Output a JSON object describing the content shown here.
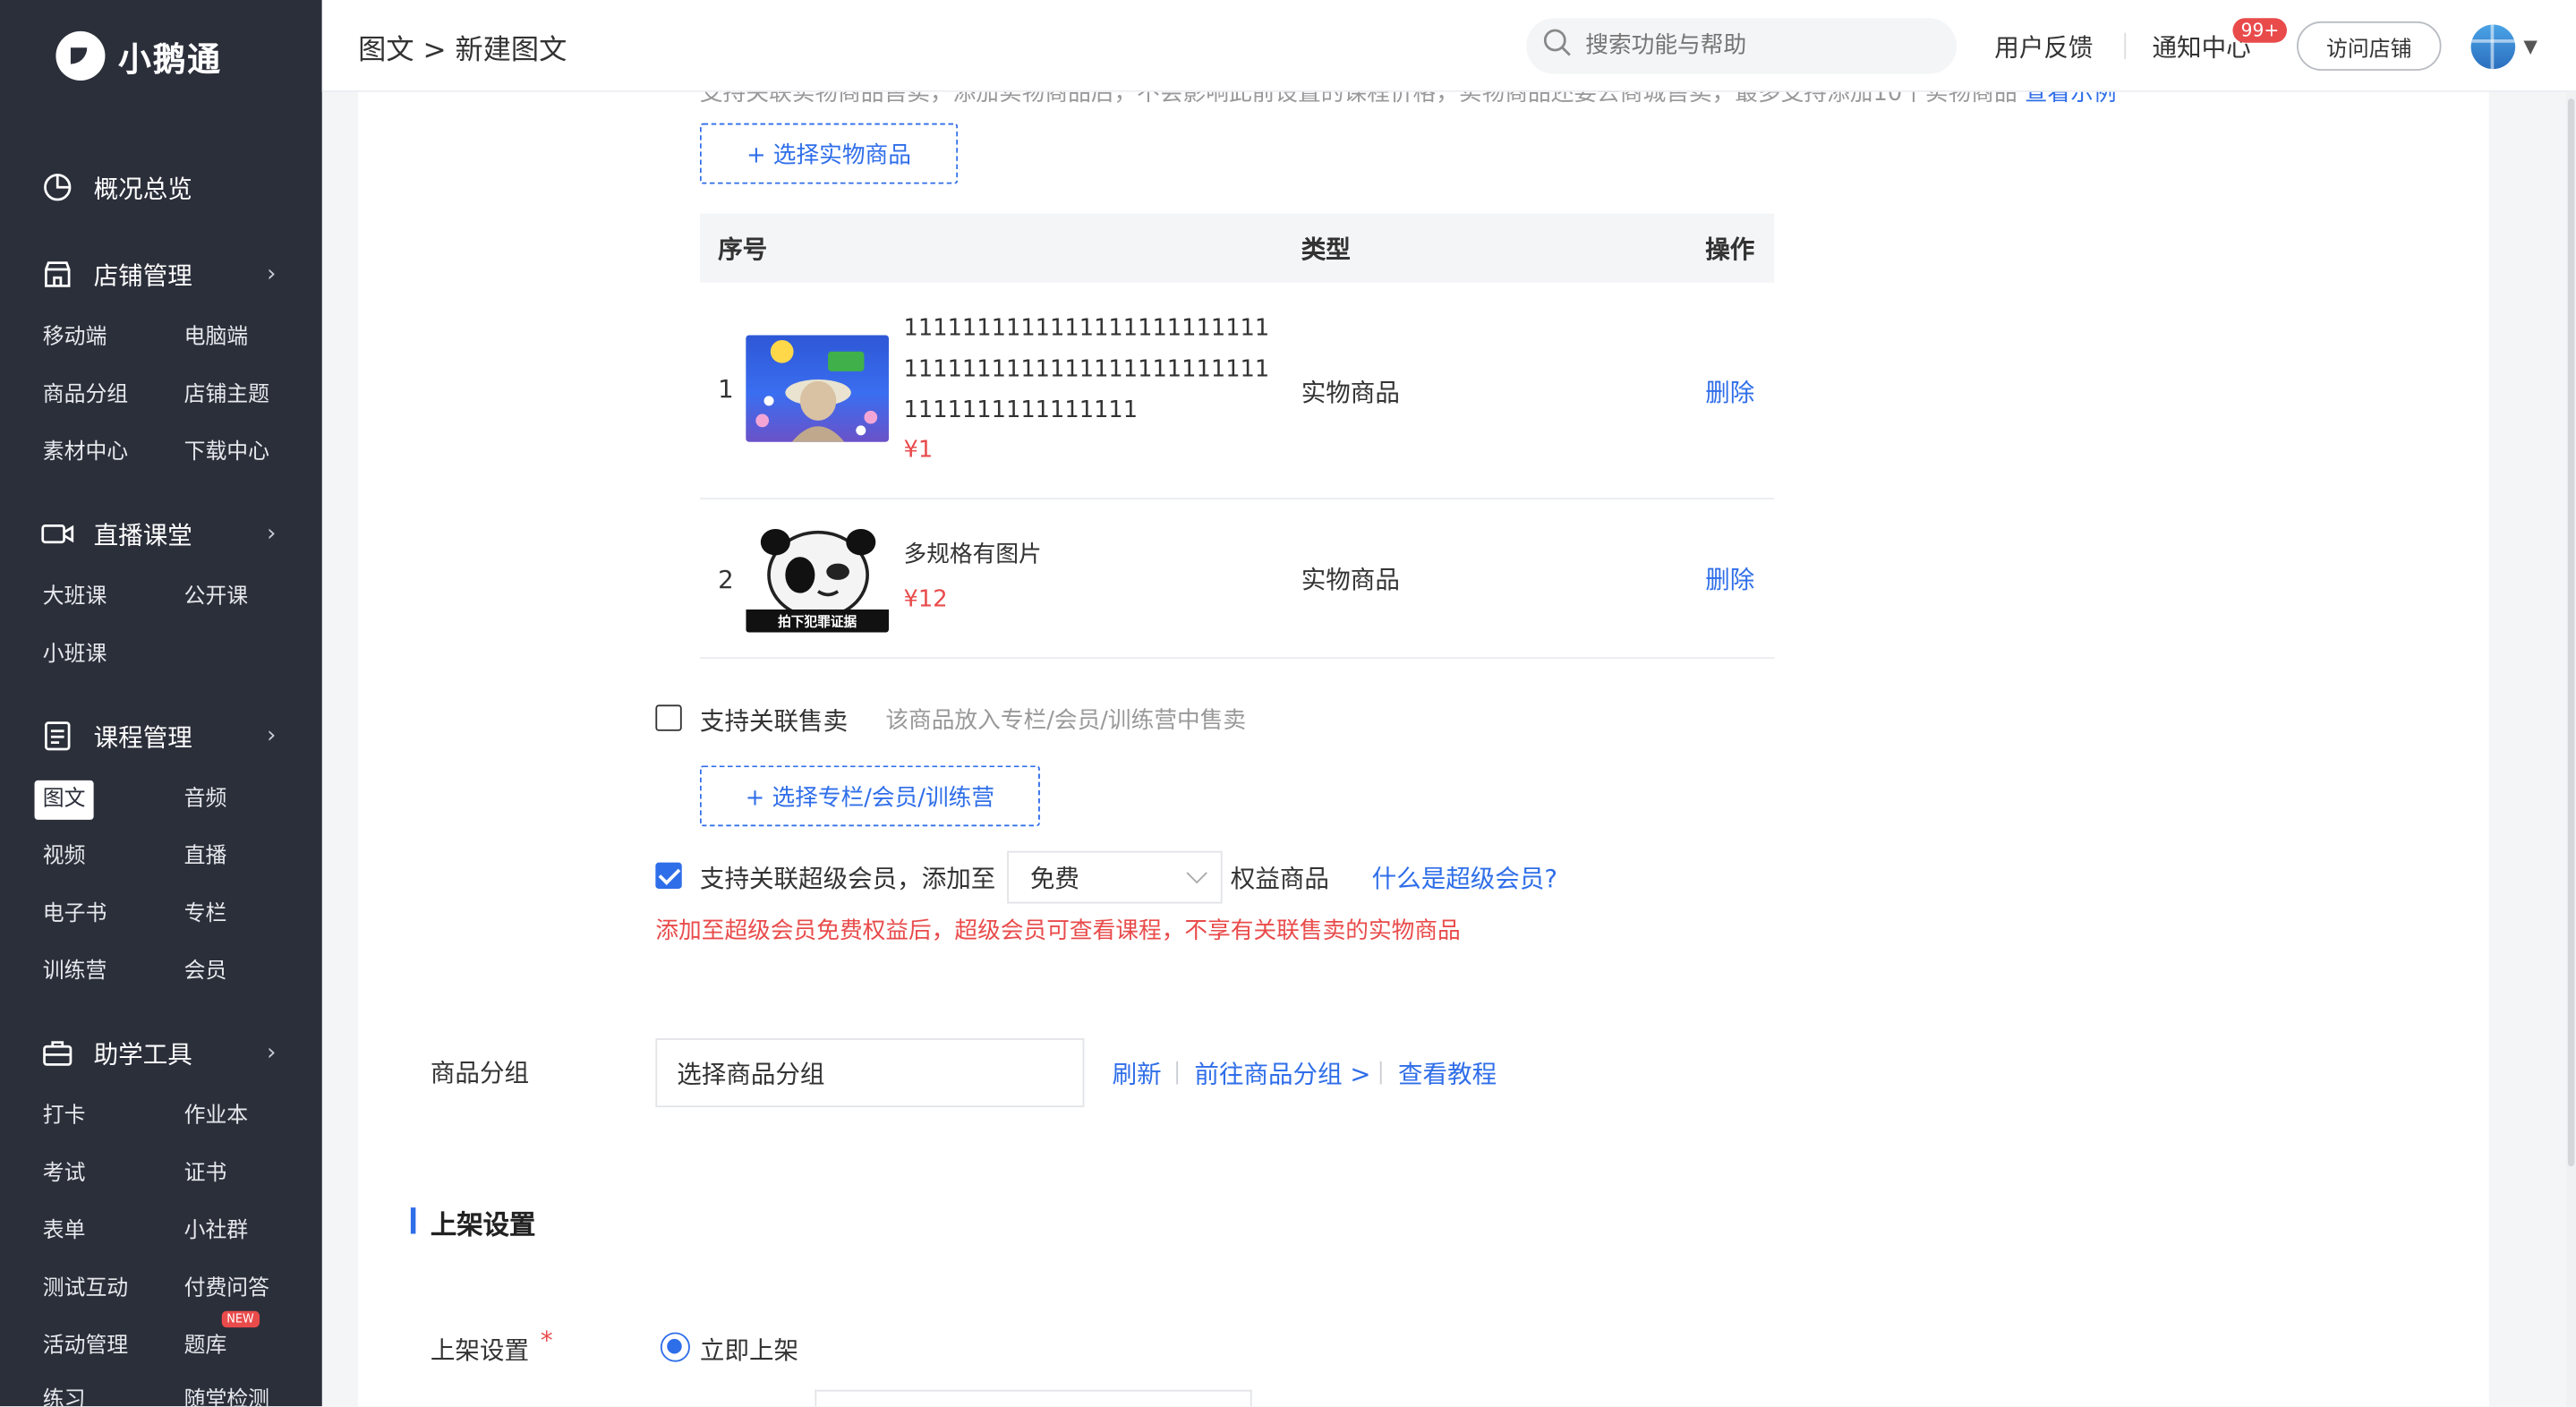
{
  "app": {
    "logo_text": "小鹅通"
  },
  "sidebar": {
    "groups": [
      {
        "title": "概况总览"
      },
      {
        "title": "店铺管理",
        "items": [
          "移动端",
          "电脑端",
          "商品分组",
          "店铺主题",
          "素材中心",
          "下载中心"
        ]
      },
      {
        "title": "直播课堂",
        "items": [
          "大班课",
          "公开课",
          "小班课"
        ]
      },
      {
        "title": "课程管理",
        "items": [
          "图文",
          "音频",
          "视频",
          "直播",
          "电子书",
          "专栏",
          "训练营",
          "会员"
        ]
      },
      {
        "title": "助学工具",
        "items": [
          "打卡",
          "作业本",
          "考试",
          "证书",
          "表单",
          "小社群",
          "测试互动",
          "付费问答",
          "活动管理",
          "题库",
          "练习",
          "随堂检测"
        ]
      }
    ],
    "new_badge": "NEW"
  },
  "header": {
    "breadcrumb": "图文 > 新建图文",
    "search_placeholder": "搜索功能与帮助",
    "feedback": "用户反馈",
    "notifications": "通知中心",
    "notif_count": "99+",
    "visit_store": "访问店铺"
  },
  "physical_goods": {
    "cut_text": "支持关联实物商品售卖，添加实物商品后，不会影响此前设置的课程价格，实物商品还要去商城售卖，最多支持添加10个实物商品",
    "cut_link": "查看示例",
    "select_button": "+ 选择实物商品",
    "columns": [
      "序号",
      "类型",
      "操作"
    ],
    "rows": [
      {
        "index": "1",
        "name": "111111111111111111111111111111111111111111111111111111111111111111",
        "price": "¥1",
        "type": "实物商品",
        "action": "删除"
      },
      {
        "index": "2",
        "name": "多规格有图片",
        "price": "¥12",
        "type": "实物商品",
        "action": "删除",
        "thumb_caption": "拍下犯罪证据"
      }
    ]
  },
  "related_sale": {
    "label": "支持关联售卖",
    "hint": "该商品放入专栏/会员/训练营中售卖",
    "select_button": "+ 选择专栏/会员/训练营"
  },
  "super_member": {
    "label": "支持关联超级会员，添加至",
    "select_value": "免费",
    "suffix": "权益商品",
    "help_link": "什么是超级会员?",
    "warning": "添加至超级会员免费权益后，超级会员可查看课程，不享有关联售卖的实物商品"
  },
  "goods_group": {
    "label": "商品分组",
    "placeholder": "选择商品分组",
    "refresh": "刷新",
    "goto": "前往商品分组 >",
    "tutorial": "查看教程"
  },
  "listing": {
    "section_title": "上架设置",
    "label": "上架设置",
    "required": "*",
    "option": "立即上架"
  },
  "colors": {
    "accent": "#2f6ee9",
    "danger": "#e94b4b",
    "sidebar": "#2b2f3a"
  }
}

■ What is expected:
Repeat the material above in full and exactly, apart from the pictures.

■ Completed task:
Output a JSON object describing the content shown here.
{
  "app": {
    "logo_text": "小鹅通"
  },
  "sidebar": {
    "groups": [
      {
        "title": "概况总览"
      },
      {
        "title": "店铺管理",
        "items": [
          "移动端",
          "电脑端",
          "商品分组",
          "店铺主题",
          "素材中心",
          "下载中心"
        ]
      },
      {
        "title": "直播课堂",
        "items": [
          "大班课",
          "公开课",
          "小班课"
        ]
      },
      {
        "title": "课程管理",
        "items": [
          "图文",
          "音频",
          "视频",
          "直播",
          "电子书",
          "专栏",
          "训练营",
          "会员"
        ]
      },
      {
        "title": "助学工具",
        "items": [
          "打卡",
          "作业本",
          "考试",
          "证书",
          "表单",
          "小社群",
          "测试互动",
          "付费问答",
          "活动管理",
          "题库",
          "练习",
          "随堂检测"
        ]
      }
    ],
    "new_badge": "NEW"
  },
  "header": {
    "breadcrumb": "图文 > 新建图文",
    "search_placeholder": "搜索功能与帮助",
    "feedback": "用户反馈",
    "notifications": "通知中心",
    "notif_count": "99+",
    "visit_store": "访问店铺"
  },
  "physical_goods": {
    "cut_text": "支持关联实物商品售卖，添加实物商品后，不会影响此前设置的课程价格，实物商品还要去商城售卖，最多支持添加10个实物商品",
    "cut_link": "查看示例",
    "select_button": "+ 选择实物商品",
    "columns": [
      "序号",
      "类型",
      "操作"
    ],
    "rows": [
      {
        "index": "1",
        "name": "111111111111111111111111111111111111111111111111111111111111111111",
        "price": "¥1",
        "type": "实物商品",
        "action": "删除"
      },
      {
        "index": "2",
        "name": "多规格有图片",
        "price": "¥12",
        "type": "实物商品",
        "action": "删除",
        "thumb_caption": "拍下犯罪证据"
      }
    ]
  },
  "related_sale": {
    "label": "支持关联售卖",
    "hint": "该商品放入专栏/会员/训练营中售卖",
    "select_button": "+ 选择专栏/会员/训练营"
  },
  "super_member": {
    "label": "支持关联超级会员，添加至",
    "select_value": "免费",
    "suffix": "权益商品",
    "help_link": "什么是超级会员?",
    "warning": "添加至超级会员免费权益后，超级会员可查看课程，不享有关联售卖的实物商品"
  },
  "goods_group": {
    "label": "商品分组",
    "placeholder": "选择商品分组",
    "refresh": "刷新",
    "goto": "前往商品分组 >",
    "tutorial": "查看教程"
  },
  "listing": {
    "section_title": "上架设置",
    "label": "上架设置",
    "required": "*",
    "option": "立即上架"
  },
  "colors": {
    "accent": "#2f6ee9",
    "danger": "#e94b4b",
    "sidebar": "#2b2f3a"
  }
}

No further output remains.